_Available records:_
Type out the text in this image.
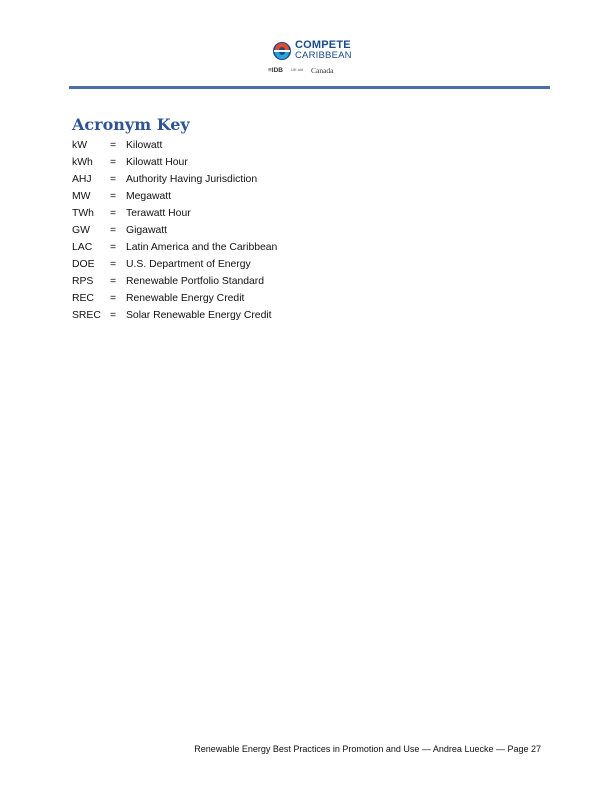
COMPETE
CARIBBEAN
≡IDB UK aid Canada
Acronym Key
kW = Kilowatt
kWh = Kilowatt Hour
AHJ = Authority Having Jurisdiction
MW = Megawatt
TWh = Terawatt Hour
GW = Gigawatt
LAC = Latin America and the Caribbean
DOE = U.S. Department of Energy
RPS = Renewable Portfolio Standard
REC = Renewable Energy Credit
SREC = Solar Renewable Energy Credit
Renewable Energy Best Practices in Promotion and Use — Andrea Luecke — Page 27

_Task statement:_ Reproduce the listing exactly. Leave its pictures out.

_Exercise solution:_
Type out the text in this image.
COMPETE
CARIBBEAN
≡IDB UK aid Canada
Acronym Key
kW = Kilowatt
kWh = Kilowatt Hour
AHJ = Authority Having Jurisdiction
MW = Megawatt
TWh = Terawatt Hour
GW = Gigawatt
LAC = Latin America and the Caribbean
DOE = U.S. Department of Energy
RPS = Renewable Portfolio Standard
REC = Renewable Energy Credit
SREC = Solar Renewable Energy Credit
Renewable Energy Best Practices in Promotion and Use — Andrea Luecke — Page 27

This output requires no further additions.